### Extract to read

=======

The c_filesize should be zero for any non-regular file.

If the filename is "TRAILER!!!" this is actually an end-of-file
marker; the c_filesize for an end-of-file marker must be zero.


*** Handling of hard links

When a nondirectory with c_nlink > 1 is seen, the (c_maj,c_min,c_ino)
tuple is looked up in a tuple buffer. If not found, it is entered in
the tuple buffer and the entry is created as usual; if found, a hard
link rather than a second copy of the file is created. It is not
necessary (but permitted) to include a second copy of the file
contents; if the file contents is not included, the c_filesize field
should be set to zero to indicate no data section follows. If data is
present, the previous instance of the file is overwritten; this allows
the data-carrying instance of a file to occur anywhere in the sequence
(GNU cpio is reported to attach the data to the last instance of a
file only.)

When a "TRAILER!!!" end-of-file marker is seen, the tuple buffer is
reset. This permits archives which are generated independently to be
concatenated.

To combine file data from different sources (without having to
regenerate the (c_maj,c_min,c_ino) fields), therefore, either one of
the following techniques can be used:

a) Separate the different file data sources with a "TRAILER!!!"
end-of-file marker, or

b) Make sure c_nlink == 1 for all nondirectory entries.

--
<[email protected]> at work, <[email protected]> in private!

=======

### Source excerpt
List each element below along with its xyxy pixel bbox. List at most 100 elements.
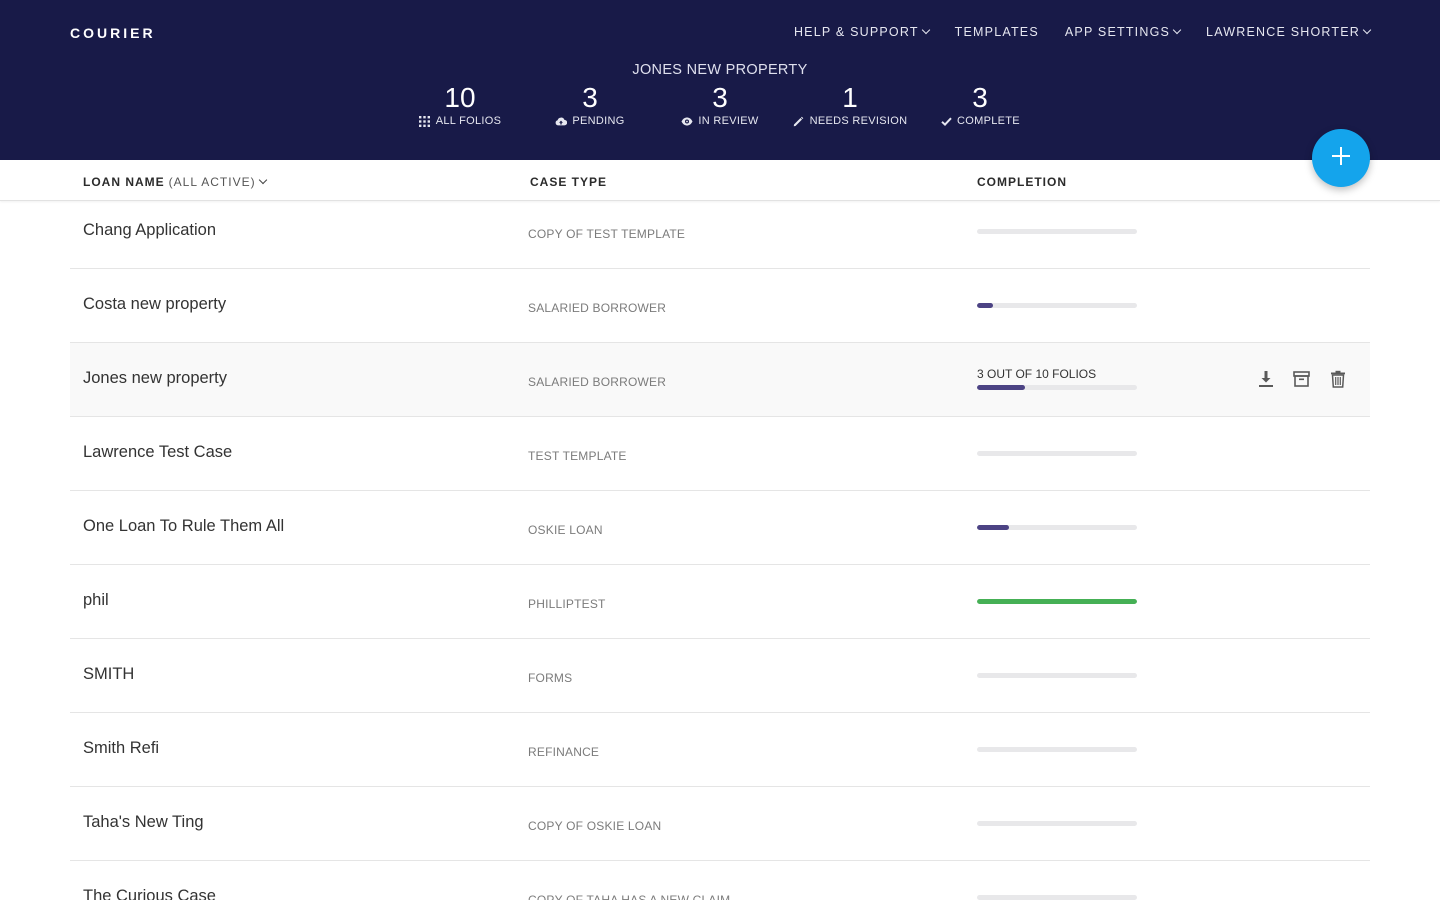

=======

Write out the part of the cpio notes between "tuple is looked" and "file only.)", inclusive. The lines after the cpio notes are separate material.

### Solution
tuple is looked up in a tuple buffer. If not found, it is entered in
the tuple buffer and the entry is created as usual; if found, a hard
link rather than a second copy of the file is created. It is not
necessary (but permitted) to include a second copy of the file
contents; if the file contents is not included, the c_filesize field
should be set to zero to indicate no data section follows. If data is
present, the previous instance of the file is overwritten; this allows
the data-carrying instance of a file to occur anywhere in the sequence
(GNU cpio is reported to attach the data to the last instance of a
file only.)